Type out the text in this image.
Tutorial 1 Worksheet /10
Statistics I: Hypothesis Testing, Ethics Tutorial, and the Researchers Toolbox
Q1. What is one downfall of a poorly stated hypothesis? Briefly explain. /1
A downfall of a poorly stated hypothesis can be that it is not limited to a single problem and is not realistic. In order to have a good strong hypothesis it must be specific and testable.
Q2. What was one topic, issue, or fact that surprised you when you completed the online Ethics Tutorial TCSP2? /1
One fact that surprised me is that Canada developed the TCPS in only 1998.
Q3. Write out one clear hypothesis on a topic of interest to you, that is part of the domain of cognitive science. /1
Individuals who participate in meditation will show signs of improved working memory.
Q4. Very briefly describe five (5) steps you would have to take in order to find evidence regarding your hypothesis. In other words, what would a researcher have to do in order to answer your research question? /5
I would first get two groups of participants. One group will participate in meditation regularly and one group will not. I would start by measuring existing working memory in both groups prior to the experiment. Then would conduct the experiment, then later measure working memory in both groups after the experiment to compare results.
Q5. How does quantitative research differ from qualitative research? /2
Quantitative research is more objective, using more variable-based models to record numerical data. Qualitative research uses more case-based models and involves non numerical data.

#### WHAT IS REQUIRED
Copy every line verbatim.

#### CORRECT ANSWER
Type out the text in this image.
Tutorial 1 Worksheet /10
Statistics I: Hypothesis Testing, Ethics Tutorial, and the Researchers Toolbox
Q1. What is one downfall of a poorly stated hypothesis? Briefly explain. /1
A downfall of a poorly stated hypothesis can be that it is not limited to a single problem and is not realistic. In order to have a good strong hypothesis it must be specific and testable.
Q2. What was one topic, issue, or fact that surprised you when you completed the online Ethics Tutorial TCSP2? /1
One fact that surprised me is that Canada developed the TCPS in only 1998.
Q3. Write out one clear hypothesis on a topic of interest to you, that is part of the domain of cognitive science. /1
Individuals who participate in meditation will show signs of improved working memory.
Q4. Very briefly describe five (5) steps you would have to take in order to find evidence regarding your hypothesis. In other words, what would a researcher have to do in order to answer your research question? /5
I would first get two groups of participants. One group will participate in meditation regularly and one group will not. I would start by measuring existing working memory in both groups prior to the experiment. Then would conduct the experiment, then later measure working memory in both groups after the experiment to compare results.
Q5. How does quantitative research differ from qualitative research? /2
Quantitative research is more objective, using more variable-based models to record numerical data. Qualitative research uses more case-based models and involves non numerical data.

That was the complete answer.